Objective. Collect each line of the records containing the string "this".
* BEGIN Dataset entries *
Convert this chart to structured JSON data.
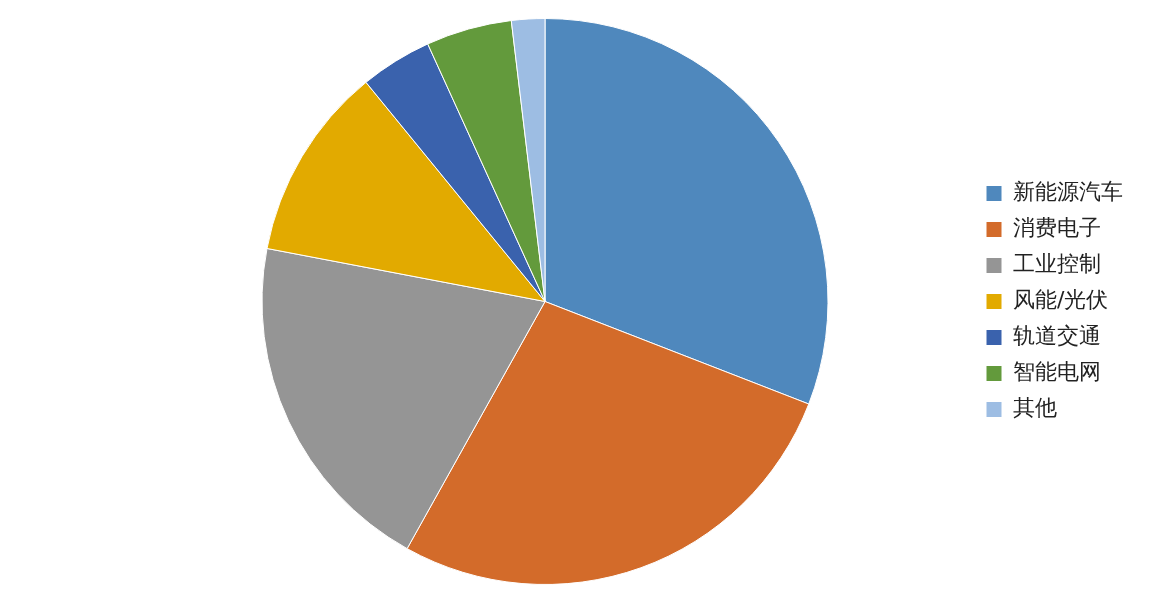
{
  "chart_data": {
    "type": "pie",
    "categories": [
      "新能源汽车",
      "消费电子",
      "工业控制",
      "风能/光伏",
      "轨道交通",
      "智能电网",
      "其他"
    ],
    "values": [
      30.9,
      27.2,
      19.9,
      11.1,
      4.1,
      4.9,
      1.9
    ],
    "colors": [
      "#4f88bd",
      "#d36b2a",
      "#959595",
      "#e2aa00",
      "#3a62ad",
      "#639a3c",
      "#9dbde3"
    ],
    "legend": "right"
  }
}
* END Dataset entries *
* BEGIN Dataset entries *
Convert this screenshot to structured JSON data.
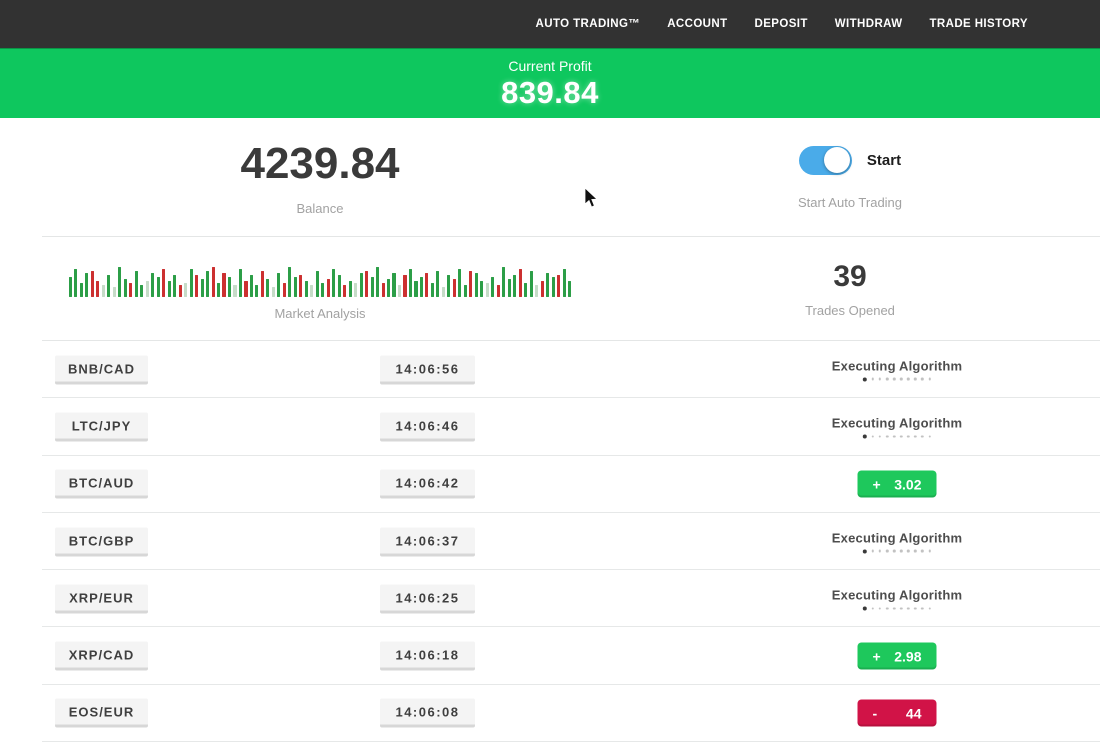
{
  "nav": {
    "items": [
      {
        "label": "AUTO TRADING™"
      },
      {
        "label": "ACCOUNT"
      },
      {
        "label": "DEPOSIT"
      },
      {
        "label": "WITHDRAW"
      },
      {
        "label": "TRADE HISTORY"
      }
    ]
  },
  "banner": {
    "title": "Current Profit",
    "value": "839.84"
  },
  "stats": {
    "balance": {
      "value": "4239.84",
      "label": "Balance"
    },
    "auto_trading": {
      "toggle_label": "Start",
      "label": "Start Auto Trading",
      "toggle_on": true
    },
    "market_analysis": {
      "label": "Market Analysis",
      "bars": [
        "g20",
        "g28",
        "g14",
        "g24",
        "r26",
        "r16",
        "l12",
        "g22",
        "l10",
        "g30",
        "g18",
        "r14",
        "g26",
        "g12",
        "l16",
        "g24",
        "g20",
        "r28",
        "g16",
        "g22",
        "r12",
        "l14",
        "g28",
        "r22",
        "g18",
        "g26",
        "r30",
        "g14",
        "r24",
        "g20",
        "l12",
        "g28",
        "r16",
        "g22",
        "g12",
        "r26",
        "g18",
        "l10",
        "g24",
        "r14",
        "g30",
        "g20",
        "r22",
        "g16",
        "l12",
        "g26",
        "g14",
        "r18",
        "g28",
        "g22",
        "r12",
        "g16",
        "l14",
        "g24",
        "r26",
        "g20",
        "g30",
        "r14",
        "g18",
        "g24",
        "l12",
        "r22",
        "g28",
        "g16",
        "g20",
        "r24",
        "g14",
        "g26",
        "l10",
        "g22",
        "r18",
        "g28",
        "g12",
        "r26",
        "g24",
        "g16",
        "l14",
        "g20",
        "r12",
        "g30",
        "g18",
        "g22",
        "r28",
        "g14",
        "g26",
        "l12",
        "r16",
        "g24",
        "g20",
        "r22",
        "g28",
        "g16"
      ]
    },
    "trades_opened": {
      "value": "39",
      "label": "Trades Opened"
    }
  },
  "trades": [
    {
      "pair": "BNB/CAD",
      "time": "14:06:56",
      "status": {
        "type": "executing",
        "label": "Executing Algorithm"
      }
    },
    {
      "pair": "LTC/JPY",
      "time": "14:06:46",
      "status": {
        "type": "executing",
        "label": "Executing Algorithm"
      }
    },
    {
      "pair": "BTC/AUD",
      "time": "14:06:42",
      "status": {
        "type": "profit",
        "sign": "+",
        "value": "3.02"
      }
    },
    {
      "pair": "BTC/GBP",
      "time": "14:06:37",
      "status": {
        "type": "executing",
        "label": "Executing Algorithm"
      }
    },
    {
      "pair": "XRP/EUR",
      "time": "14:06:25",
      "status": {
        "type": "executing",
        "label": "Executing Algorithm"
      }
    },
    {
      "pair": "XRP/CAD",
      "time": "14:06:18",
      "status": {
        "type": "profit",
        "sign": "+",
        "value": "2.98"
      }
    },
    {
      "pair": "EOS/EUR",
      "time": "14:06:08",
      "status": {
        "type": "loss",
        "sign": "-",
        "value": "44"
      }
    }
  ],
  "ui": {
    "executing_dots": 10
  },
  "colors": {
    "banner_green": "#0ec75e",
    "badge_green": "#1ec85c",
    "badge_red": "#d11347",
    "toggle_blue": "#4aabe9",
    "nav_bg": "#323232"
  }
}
* END Dataset entries *
Answer in full.
Convert this chart to structured JSON data.
Convert this screenshot to structured JSON data.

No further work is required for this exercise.